Reproduce the records below exactly as given.

— START —

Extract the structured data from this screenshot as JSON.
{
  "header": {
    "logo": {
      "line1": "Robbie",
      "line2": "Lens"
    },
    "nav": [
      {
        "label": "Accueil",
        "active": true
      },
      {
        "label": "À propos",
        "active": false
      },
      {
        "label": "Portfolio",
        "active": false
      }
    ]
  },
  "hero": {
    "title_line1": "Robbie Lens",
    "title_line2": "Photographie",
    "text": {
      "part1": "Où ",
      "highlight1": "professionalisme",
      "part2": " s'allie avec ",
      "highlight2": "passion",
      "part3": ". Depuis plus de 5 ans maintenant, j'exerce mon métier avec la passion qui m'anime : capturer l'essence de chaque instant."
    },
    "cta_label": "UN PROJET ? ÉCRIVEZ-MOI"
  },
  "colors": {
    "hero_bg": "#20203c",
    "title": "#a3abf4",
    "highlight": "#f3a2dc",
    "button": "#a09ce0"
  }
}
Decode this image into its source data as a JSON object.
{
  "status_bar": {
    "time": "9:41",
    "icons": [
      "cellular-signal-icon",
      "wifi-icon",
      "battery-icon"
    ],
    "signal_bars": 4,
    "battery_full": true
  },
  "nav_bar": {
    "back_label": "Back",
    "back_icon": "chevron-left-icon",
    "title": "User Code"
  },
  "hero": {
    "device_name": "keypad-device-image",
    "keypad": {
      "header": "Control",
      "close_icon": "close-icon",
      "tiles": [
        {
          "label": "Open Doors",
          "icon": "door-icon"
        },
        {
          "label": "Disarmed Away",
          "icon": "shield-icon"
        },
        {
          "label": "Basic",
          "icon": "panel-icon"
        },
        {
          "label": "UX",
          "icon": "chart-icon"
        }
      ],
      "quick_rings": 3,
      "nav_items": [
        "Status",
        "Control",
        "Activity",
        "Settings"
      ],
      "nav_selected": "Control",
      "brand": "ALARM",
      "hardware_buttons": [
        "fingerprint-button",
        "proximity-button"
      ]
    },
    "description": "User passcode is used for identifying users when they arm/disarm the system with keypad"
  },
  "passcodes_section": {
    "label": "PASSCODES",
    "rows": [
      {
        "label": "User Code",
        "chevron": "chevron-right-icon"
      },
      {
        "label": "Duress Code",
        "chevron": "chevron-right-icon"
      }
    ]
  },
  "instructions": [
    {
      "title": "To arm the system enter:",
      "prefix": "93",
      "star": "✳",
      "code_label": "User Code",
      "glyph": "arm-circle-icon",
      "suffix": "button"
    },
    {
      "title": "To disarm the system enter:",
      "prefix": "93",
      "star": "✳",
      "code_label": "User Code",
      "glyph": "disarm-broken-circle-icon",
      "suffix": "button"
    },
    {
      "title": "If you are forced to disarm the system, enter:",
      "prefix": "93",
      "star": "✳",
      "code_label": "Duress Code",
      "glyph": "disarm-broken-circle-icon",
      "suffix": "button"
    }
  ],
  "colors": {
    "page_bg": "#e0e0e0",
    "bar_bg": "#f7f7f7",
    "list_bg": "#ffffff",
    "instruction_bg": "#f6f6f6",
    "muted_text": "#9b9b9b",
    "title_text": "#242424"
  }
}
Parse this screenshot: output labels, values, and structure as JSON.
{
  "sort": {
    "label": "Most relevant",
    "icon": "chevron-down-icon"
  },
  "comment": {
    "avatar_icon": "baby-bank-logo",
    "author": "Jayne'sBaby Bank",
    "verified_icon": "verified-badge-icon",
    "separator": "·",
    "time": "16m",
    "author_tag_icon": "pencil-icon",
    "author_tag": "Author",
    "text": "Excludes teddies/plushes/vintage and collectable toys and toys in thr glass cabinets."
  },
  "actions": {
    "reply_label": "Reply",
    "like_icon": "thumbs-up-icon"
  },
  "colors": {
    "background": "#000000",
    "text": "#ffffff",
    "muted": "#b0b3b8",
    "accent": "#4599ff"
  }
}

— END —

Full output:
Extract the structured data from this screenshot as JSON.
{
  "header": {
    "logo": {
      "line1": "Robbie",
      "line2": "Lens"
    },
    "nav": [
      {
        "label": "Accueil",
        "active": true
      },
      {
        "label": "À propos",
        "active": false
      },
      {
        "label": "Portfolio",
        "active": false
      }
    ]
  },
  "hero": {
    "title_line1": "Robbie Lens",
    "title_line2": "Photographie",
    "text": {
      "part1": "Où ",
      "highlight1": "professionalisme",
      "part2": " s'allie avec ",
      "highlight2": "passion",
      "part3": ". Depuis plus de 5 ans maintenant, j'exerce mon métier avec la passion qui m'anime : capturer l'essence de chaque instant."
    },
    "cta_label": "UN PROJET ? ÉCRIVEZ-MOI"
  },
  "colors": {
    "hero_bg": "#20203c",
    "title": "#a3abf4",
    "highlight": "#f3a2dc",
    "button": "#a09ce0"
  }
}
Decode this image into its source data as a JSON object.
{
  "status_bar": {
    "time": "9:41",
    "icons": [
      "cellular-signal-icon",
      "wifi-icon",
      "battery-icon"
    ],
    "signal_bars": 4,
    "battery_full": true
  },
  "nav_bar": {
    "back_label": "Back",
    "back_icon": "chevron-left-icon",
    "title": "User Code"
  },
  "hero": {
    "device_name": "keypad-device-image",
    "keypad": {
      "header": "Control",
      "close_icon": "close-icon",
      "tiles": [
        {
          "label": "Open Doors",
          "icon": "door-icon"
        },
        {
          "label": "Disarmed Away",
          "icon": "shield-icon"
        },
        {
          "label": "Basic",
          "icon": "panel-icon"
        },
        {
          "label": "UX",
          "icon": "chart-icon"
        }
      ],
      "quick_rings": 3,
      "nav_items": [
        "Status",
        "Control",
        "Activity",
        "Settings"
      ],
      "nav_selected": "Control",
      "brand": "ALARM",
      "hardware_buttons": [
        "fingerprint-button",
        "proximity-button"
      ]
    },
    "description": "User passcode is used for identifying users when they arm/disarm the system with keypad"
  },
  "passcodes_section": {
    "label": "PASSCODES",
    "rows": [
      {
        "label": "User Code",
        "chevron": "chevron-right-icon"
      },
      {
        "label": "Duress Code",
        "chevron": "chevron-right-icon"
      }
    ]
  },
  "instructions": [
    {
      "title": "To arm the system enter:",
      "prefix": "93",
      "star": "✳",
      "code_label": "User Code",
      "glyph": "arm-circle-icon",
      "suffix": "button"
    },
    {
      "title": "To disarm the system enter:",
      "prefix": "93",
      "star": "✳",
      "code_label": "User Code",
      "glyph": "disarm-broken-circle-icon",
      "suffix": "button"
    },
    {
      "title": "If you are forced to disarm the system, enter:",
      "prefix": "93",
      "star": "✳",
      "code_label": "Duress Code",
      "glyph": "disarm-broken-circle-icon",
      "suffix": "button"
    }
  ],
  "colors": {
    "page_bg": "#e0e0e0",
    "bar_bg": "#f7f7f7",
    "list_bg": "#ffffff",
    "instruction_bg": "#f6f6f6",
    "muted_text": "#9b9b9b",
    "title_text": "#242424"
  }
}
Parse this screenshot: output labels, values, and structure as JSON.
{
  "sort": {
    "label": "Most relevant",
    "icon": "chevron-down-icon"
  },
  "comment": {
    "avatar_icon": "baby-bank-logo",
    "author": "Jayne'sBaby Bank",
    "verified_icon": "verified-badge-icon",
    "separator": "·",
    "time": "16m",
    "author_tag_icon": "pencil-icon",
    "author_tag": "Author",
    "text": "Excludes teddies/plushes/vintage and collectable toys and toys in thr glass cabinets."
  },
  "actions": {
    "reply_label": "Reply",
    "like_icon": "thumbs-up-icon"
  },
  "colors": {
    "background": "#000000",
    "text": "#ffffff",
    "muted": "#b0b3b8",
    "accent": "#4599ff"
  }
}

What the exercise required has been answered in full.